Task to carry out ->
Exactly reproduce the entries, dropping any pictures from your copy.

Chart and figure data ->
____________________
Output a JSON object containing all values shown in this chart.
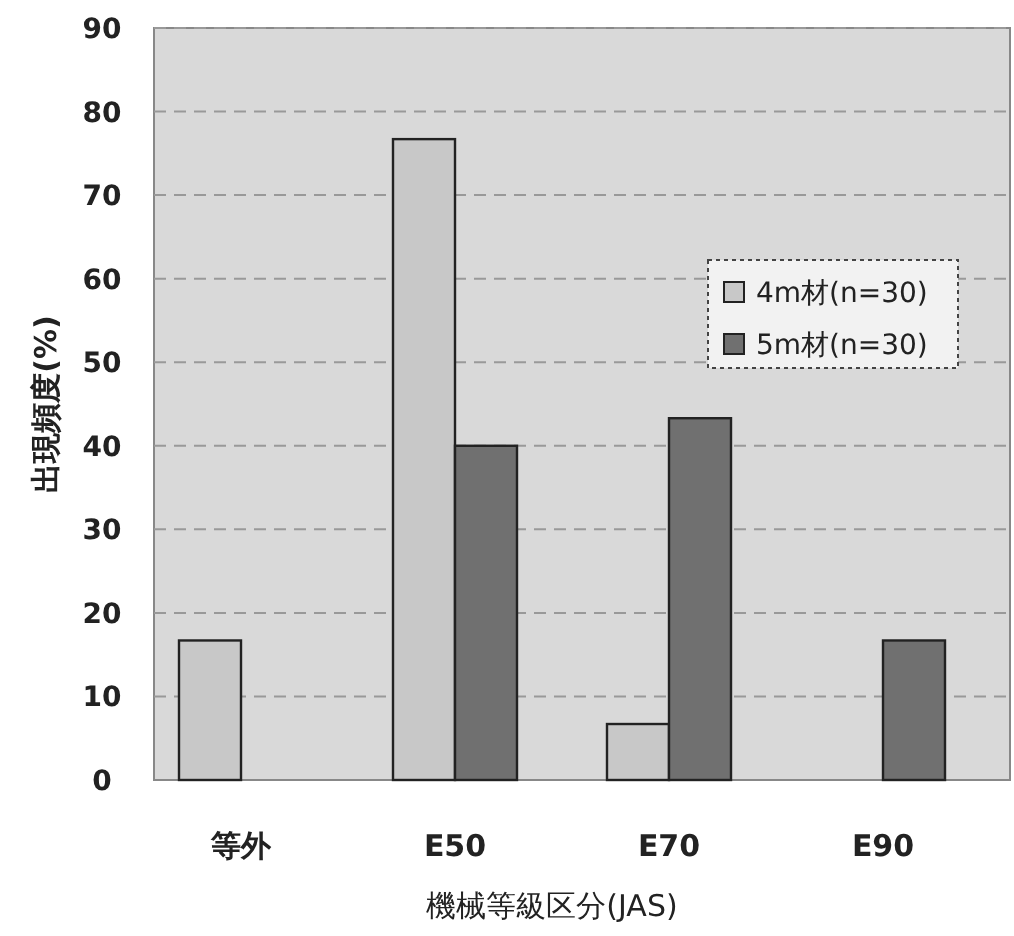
{
  "chart_data": {
    "type": "bar",
    "xlabel": "機械等級区分(JAS)",
    "ylabel": "出現頻度(%)",
    "categories": [
      "等外",
      "E50",
      "E70",
      "E90"
    ],
    "series": [
      {
        "name": "4m材(n=30)",
        "color": "#c8c8c8",
        "values": [
          16.7,
          76.7,
          6.7,
          0
        ]
      },
      {
        "name": "5m材(n=30)",
        "color": "#707070",
        "values": [
          0,
          40,
          43.3,
          16.7
        ]
      }
    ],
    "ylim": [
      0,
      90
    ],
    "yticks": [
      0,
      10,
      20,
      30,
      40,
      50,
      60,
      70,
      80,
      90
    ],
    "grid": "y",
    "legend": "right"
  }
}
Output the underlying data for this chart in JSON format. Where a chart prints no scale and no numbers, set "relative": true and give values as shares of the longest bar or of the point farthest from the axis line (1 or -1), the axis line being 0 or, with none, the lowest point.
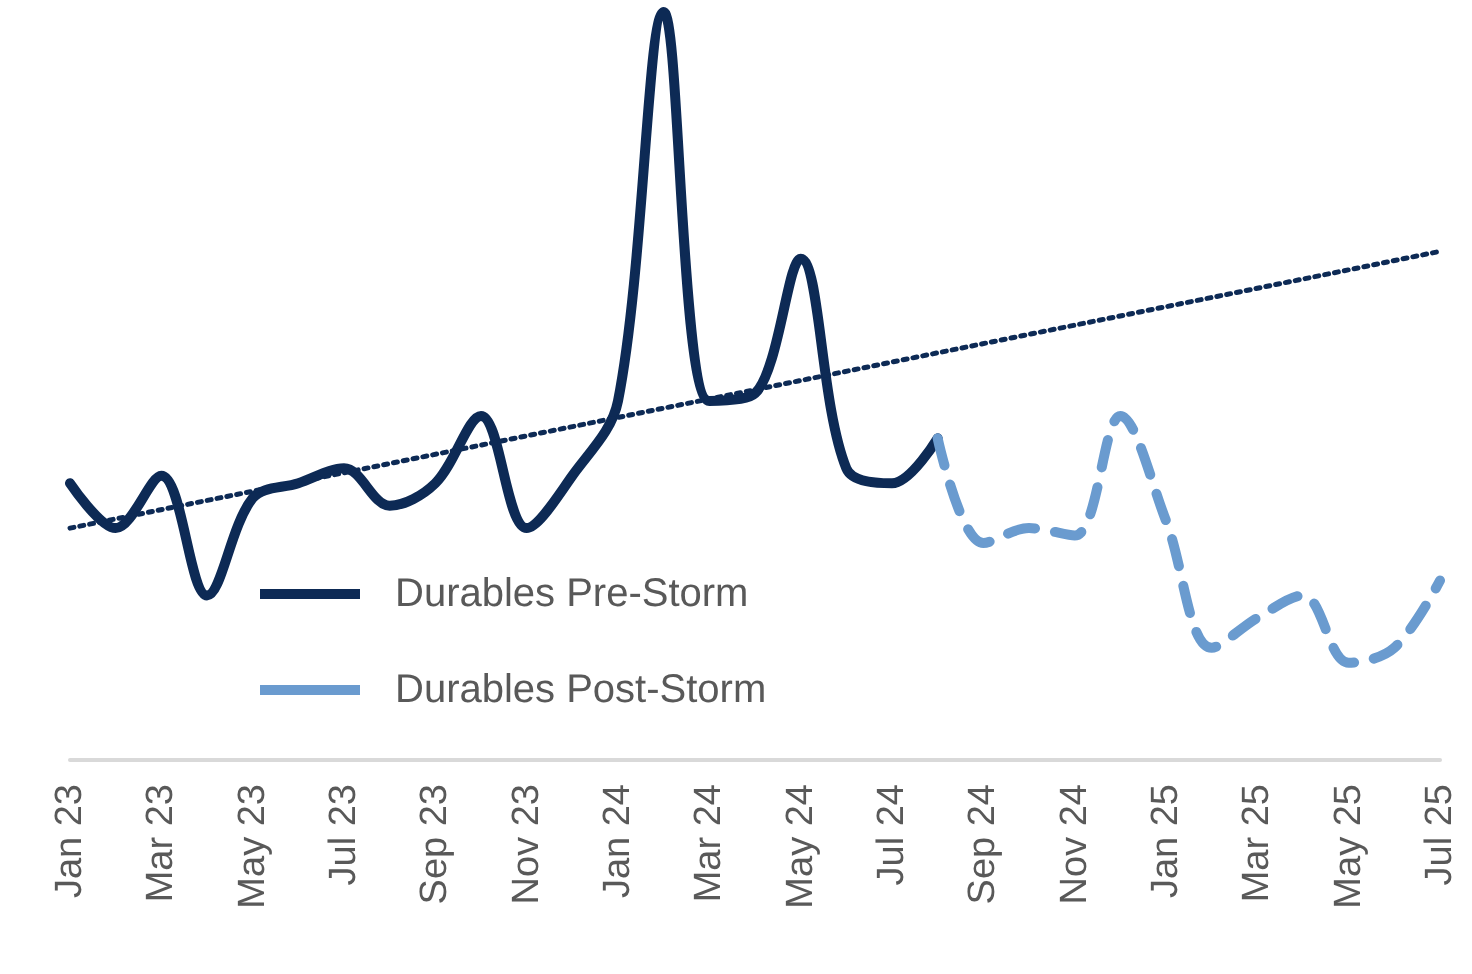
{
  "chart_data": {
    "type": "line",
    "relative": true,
    "categories": [
      "Jan 23",
      null,
      "Mar 23",
      null,
      "May 23",
      null,
      "Jul 23",
      null,
      "Sep 23",
      null,
      "Nov 23",
      null,
      "Jan 24",
      null,
      "Mar 24",
      null,
      "May 24",
      null,
      "Jul 24",
      null,
      "Sep 24",
      null,
      "Nov 24",
      null,
      "Jan 25",
      null,
      "Mar 25",
      null,
      "May 25",
      null,
      "Jul 25"
    ],
    "series": [
      {
        "name": "Durables Pre-Storm",
        "color": "#0d2a55",
        "line_style": "solid",
        "values": [
          0.37,
          0.31,
          0.38,
          0.22,
          0.35,
          0.37,
          0.39,
          0.34,
          0.37,
          0.46,
          0.31,
          0.38,
          0.48,
          1.0,
          0.48,
          0.49,
          0.67,
          0.39,
          0.37,
          0.43,
          null,
          null,
          null,
          null,
          null,
          null,
          null,
          null,
          null,
          null,
          null
        ]
      },
      {
        "name": "Durables Post-Storm",
        "color": "#6a9bcf",
        "line_style": "dashed",
        "values": [
          null,
          null,
          null,
          null,
          null,
          null,
          null,
          null,
          null,
          null,
          null,
          null,
          null,
          null,
          null,
          null,
          null,
          null,
          null,
          0.43,
          0.29,
          0.31,
          0.3,
          0.46,
          0.32,
          0.15,
          0.19,
          0.22,
          0.13,
          0.15,
          0.24
        ]
      },
      {
        "color": "#0d2a55",
        "line_style": "dotted",
        "x": [
          "Jan 23",
          "Jul 25"
        ],
        "values": [
          0.31,
          0.68
        ]
      }
    ],
    "legend": "bottom left",
    "marker": "none",
    "grid": false
  }
}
____________________
Response to this task ->
Output a JSON object containing all values shown in this chart.
{
  "chart_data": {
    "type": "bar",
    "xlabel": "機械等級区分(JAS)",
    "ylabel": "出現頻度(%)",
    "categories": [
      "等外",
      "E50",
      "E70",
      "E90"
    ],
    "series": [
      {
        "name": "4m材(n=30)",
        "color": "#c8c8c8",
        "values": [
          16.7,
          76.7,
          6.7,
          0
        ]
      },
      {
        "name": "5m材(n=30)",
        "color": "#707070",
        "values": [
          0,
          40,
          43.3,
          16.7
        ]
      }
    ],
    "ylim": [
      0,
      90
    ],
    "yticks": [
      0,
      10,
      20,
      30,
      40,
      50,
      60,
      70,
      80,
      90
    ],
    "grid": "y",
    "legend": "right"
  }
}
Output the underlying data for this chart in JSON format. Where a chart prints no scale and no numbers, set "relative": true and give values as shares of the longest bar or of the point farthest from the axis line (1 or -1), the axis line being 0 or, with none, the lowest point.
{
  "chart_data": {
    "type": "line",
    "relative": true,
    "categories": [
      "Jan 23",
      null,
      "Mar 23",
      null,
      "May 23",
      null,
      "Jul 23",
      null,
      "Sep 23",
      null,
      "Nov 23",
      null,
      "Jan 24",
      null,
      "Mar 24",
      null,
      "May 24",
      null,
      "Jul 24",
      null,
      "Sep 24",
      null,
      "Nov 24",
      null,
      "Jan 25",
      null,
      "Mar 25",
      null,
      "May 25",
      null,
      "Jul 25"
    ],
    "series": [
      {
        "name": "Durables Pre-Storm",
        "color": "#0d2a55",
        "line_style": "solid",
        "values": [
          0.37,
          0.31,
          0.38,
          0.22,
          0.35,
          0.37,
          0.39,
          0.34,
          0.37,
          0.46,
          0.31,
          0.38,
          0.48,
          1.0,
          0.48,
          0.49,
          0.67,
          0.39,
          0.37,
          0.43,
          null,
          null,
          null,
          null,
          null,
          null,
          null,
          null,
          null,
          null,
          null
        ]
      },
      {
        "name": "Durables Post-Storm",
        "color": "#6a9bcf",
        "line_style": "dashed",
        "values": [
          null,
          null,
          null,
          null,
          null,
          null,
          null,
          null,
          null,
          null,
          null,
          null,
          null,
          null,
          null,
          null,
          null,
          null,
          null,
          0.43,
          0.29,
          0.31,
          0.3,
          0.46,
          0.32,
          0.15,
          0.19,
          0.22,
          0.13,
          0.15,
          0.24
        ]
      },
      {
        "color": "#0d2a55",
        "line_style": "dotted",
        "x": [
          "Jan 23",
          "Jul 25"
        ],
        "values": [
          0.31,
          0.68
        ]
      }
    ],
    "legend": "bottom left",
    "marker": "none",
    "grid": false
  }
}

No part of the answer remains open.